[Rows from a figure dataset]
::::

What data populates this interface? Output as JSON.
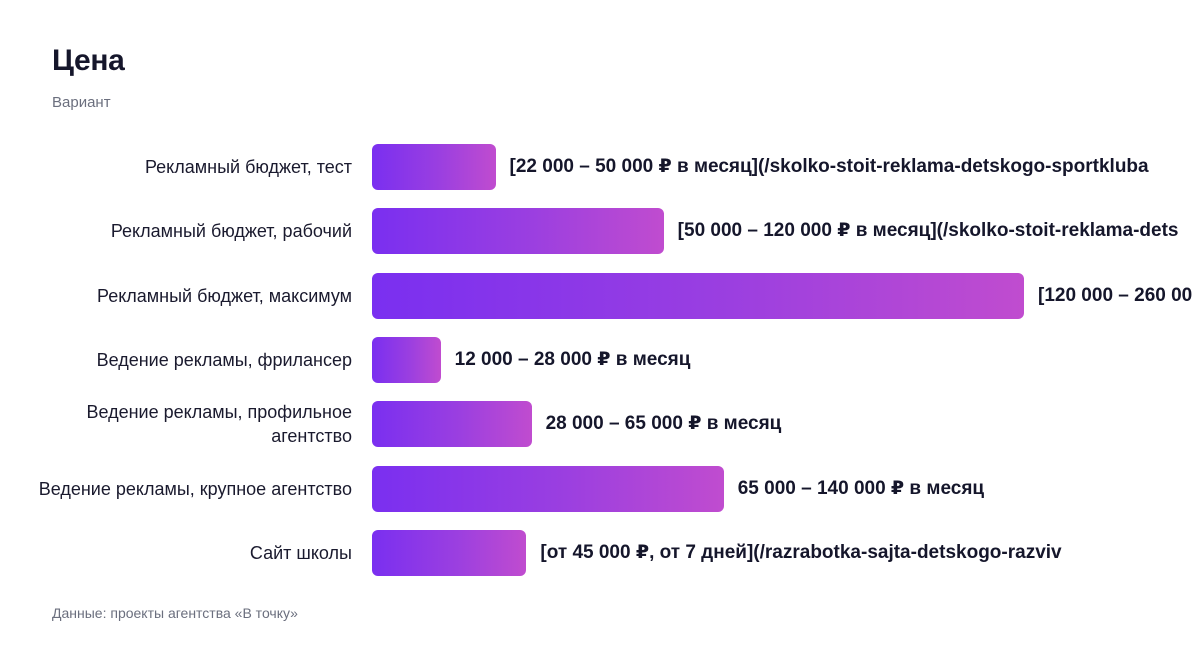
{
  "chart_data": {
    "type": "bar",
    "orientation": "horizontal",
    "title": "Цена",
    "subtitle": "Вариант",
    "source": "Данные: проекты агентства «В точку»",
    "categories": [
      "Рекламный бюджет, тест",
      "Рекламный бюджет, рабочий",
      "Рекламный бюджет, максимум",
      "Ведение рекламы, фрилансер",
      "Ведение рекламы, профильное агентство",
      "Ведение рекламы, крупное агентство",
      "Сайт школы"
    ],
    "values": [
      36000,
      85000,
      190000,
      20000,
      46500,
      102500,
      45000
    ],
    "data_labels": [
      "[22 000 – 50 000 ₽ в месяц](/skolko-stoit-reklama-detskogo-sportkluba",
      "[50 000 – 120 000 ₽ в месяц](/skolko-stoit-reklama-dets",
      "[120 000 – 260 00",
      "12 000 – 28 000 ₽ в месяц",
      "28 000 – 65 000 ₽ в месяц",
      "65 000 – 140 000 ₽ в месяц",
      "[от 45 000 ₽, от 7 дней](/razrabotka-sajta-detskogo-razviv"
    ],
    "xlim": [
      0,
      190000
    ],
    "grid": false,
    "colors": {
      "bar_start": "#7a2ff0",
      "bar_end": "#c04ccf",
      "text": "#15162b",
      "muted": "#6b6f7e"
    }
  }
}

::::

Given exercise:
Select every line of the material above holding the word "бюджет" and copy it.

Response:
      "Рекламный бюджет, тест",
      "Рекламный бюджет, рабочий",
      "Рекламный бюджет, максимум",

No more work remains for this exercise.